• _What to work on_:
Scan the listing below and copy every line holding "JSON".

• _Data shown_:
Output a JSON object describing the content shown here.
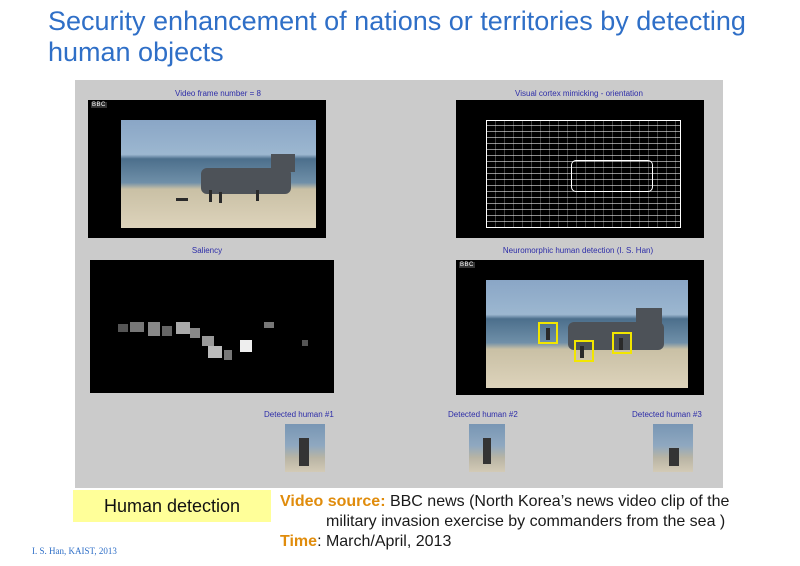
{
  "slide": {
    "title": "Security enhancement of nations or territories by detecting human objects",
    "credit": "I. S. Han, KAIST, 2013"
  },
  "panel": {
    "frame_label": "Video frame number = 8",
    "visual_cortex_label": "Visual cortex mimicking - orientation",
    "saliency_label": "Saliency",
    "detection_label": "Neuromorphic human detection (I. S. Han)",
    "bbc_badge": "BBC",
    "detected": [
      {
        "label": "Detected human #1"
      },
      {
        "label": "Detected human #2"
      },
      {
        "label": "Detected human #3"
      }
    ]
  },
  "footer": {
    "human_detection": "Human detection",
    "video_source_key": "Video source:",
    "video_source_line1": " BBC news (North Korea’s news video clip of the",
    "video_source_line2": "military invasion exercise by commanders from the sea )",
    "time_key": "Time",
    "time_value": ": March/April, 2013"
  },
  "colors": {
    "title_blue": "#2f6fc7",
    "label_blue": "#2d2da8",
    "panel_gray": "#cbcbcb",
    "highlight_yellow": "#ffff99",
    "key_orange": "#e08c0c",
    "detection_box_yellow": "#f2e600"
  }
}
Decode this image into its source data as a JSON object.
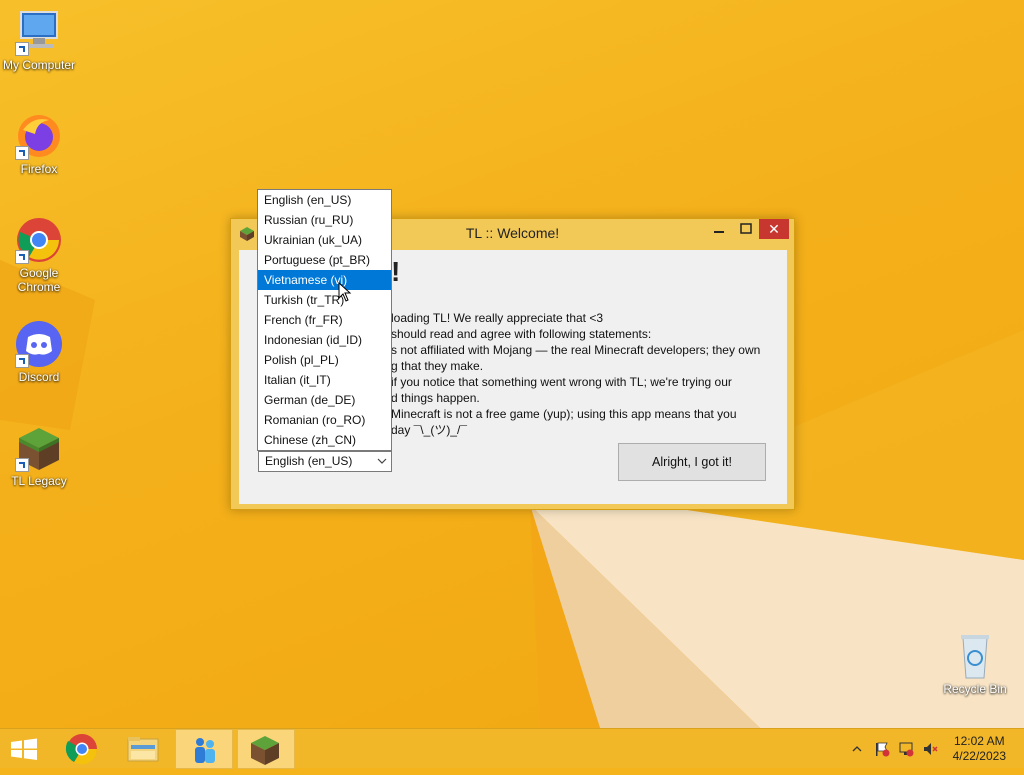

• _Exercise response_:
Output a JSON object describing the content shown here.
Decode this image into its source data as a JSON object.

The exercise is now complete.